Data listing:

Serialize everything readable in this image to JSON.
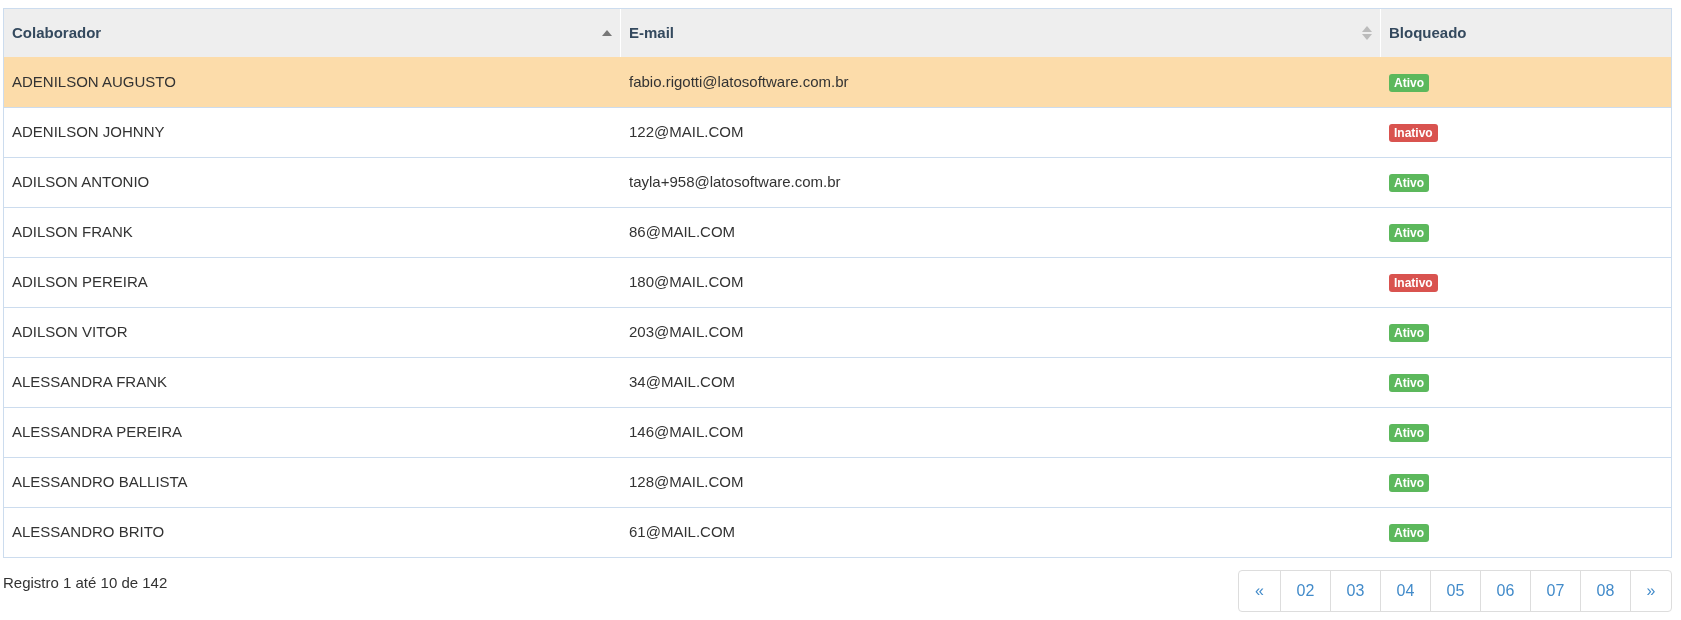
{
  "table": {
    "columns": [
      {
        "label": "Colaborador",
        "sortable": true,
        "sorted": true
      },
      {
        "label": "E-mail",
        "sortable": true,
        "sorted": false
      },
      {
        "label": "Bloqueado",
        "sortable": false,
        "sorted": false
      }
    ],
    "rows": [
      {
        "name": "ADENILSON AUGUSTO",
        "email": "fabio.rigotti@latosoftware.com.br",
        "status": {
          "label": "Ativo",
          "kind": "active"
        },
        "selected": true
      },
      {
        "name": "ADENILSON JOHNNY",
        "email": "122@MAIL.COM",
        "status": {
          "label": "Inativo",
          "kind": "inactive"
        },
        "selected": false
      },
      {
        "name": "ADILSON ANTONIO",
        "email": "tayla+958@latosoftware.com.br",
        "status": {
          "label": "Ativo",
          "kind": "active"
        },
        "selected": false
      },
      {
        "name": "ADILSON FRANK",
        "email": "86@MAIL.COM",
        "status": {
          "label": "Ativo",
          "kind": "active"
        },
        "selected": false
      },
      {
        "name": "ADILSON PEREIRA",
        "email": "180@MAIL.COM",
        "status": {
          "label": "Inativo",
          "kind": "inactive"
        },
        "selected": false
      },
      {
        "name": "ADILSON VITOR",
        "email": "203@MAIL.COM",
        "status": {
          "label": "Ativo",
          "kind": "active"
        },
        "selected": false
      },
      {
        "name": "ALESSANDRA FRANK",
        "email": "34@MAIL.COM",
        "status": {
          "label": "Ativo",
          "kind": "active"
        },
        "selected": false
      },
      {
        "name": "ALESSANDRA PEREIRA",
        "email": "146@MAIL.COM",
        "status": {
          "label": "Ativo",
          "kind": "active"
        },
        "selected": false
      },
      {
        "name": "ALESSANDRO BALLISTA",
        "email": "128@MAIL.COM",
        "status": {
          "label": "Ativo",
          "kind": "active"
        },
        "selected": false
      },
      {
        "name": "ALESSANDRO BRITO",
        "email": "61@MAIL.COM",
        "status": {
          "label": "Ativo",
          "kind": "active"
        },
        "selected": false
      }
    ]
  },
  "footer": {
    "info": "Registro 1 até 10 de 142"
  },
  "pagination": [
    "«",
    "02",
    "03",
    "04",
    "05",
    "06",
    "07",
    "08",
    "»"
  ]
}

PROBLEM REQUIREMENTS:
Output all the records, word for word, with no pictures in the copy.

CORRECT ANSWER:
Serialize everything readable in this image to JSON.
{
  "table": {
    "columns": [
      {
        "label": "Colaborador",
        "sortable": true,
        "sorted": true
      },
      {
        "label": "E-mail",
        "sortable": true,
        "sorted": false
      },
      {
        "label": "Bloqueado",
        "sortable": false,
        "sorted": false
      }
    ],
    "rows": [
      {
        "name": "ADENILSON AUGUSTO",
        "email": "fabio.rigotti@latosoftware.com.br",
        "status": {
          "label": "Ativo",
          "kind": "active"
        },
        "selected": true
      },
      {
        "name": "ADENILSON JOHNNY",
        "email": "122@MAIL.COM",
        "status": {
          "label": "Inativo",
          "kind": "inactive"
        },
        "selected": false
      },
      {
        "name": "ADILSON ANTONIO",
        "email": "tayla+958@latosoftware.com.br",
        "status": {
          "label": "Ativo",
          "kind": "active"
        },
        "selected": false
      },
      {
        "name": "ADILSON FRANK",
        "email": "86@MAIL.COM",
        "status": {
          "label": "Ativo",
          "kind": "active"
        },
        "selected": false
      },
      {
        "name": "ADILSON PEREIRA",
        "email": "180@MAIL.COM",
        "status": {
          "label": "Inativo",
          "kind": "inactive"
        },
        "selected": false
      },
      {
        "name": "ADILSON VITOR",
        "email": "203@MAIL.COM",
        "status": {
          "label": "Ativo",
          "kind": "active"
        },
        "selected": false
      },
      {
        "name": "ALESSANDRA FRANK",
        "email": "34@MAIL.COM",
        "status": {
          "label": "Ativo",
          "kind": "active"
        },
        "selected": false
      },
      {
        "name": "ALESSANDRA PEREIRA",
        "email": "146@MAIL.COM",
        "status": {
          "label": "Ativo",
          "kind": "active"
        },
        "selected": false
      },
      {
        "name": "ALESSANDRO BALLISTA",
        "email": "128@MAIL.COM",
        "status": {
          "label": "Ativo",
          "kind": "active"
        },
        "selected": false
      },
      {
        "name": "ALESSANDRO BRITO",
        "email": "61@MAIL.COM",
        "status": {
          "label": "Ativo",
          "kind": "active"
        },
        "selected": false
      }
    ]
  },
  "footer": {
    "info": "Registro 1 até 10 de 142"
  },
  "pagination": [
    "«",
    "02",
    "03",
    "04",
    "05",
    "06",
    "07",
    "08",
    "»"
  ]
}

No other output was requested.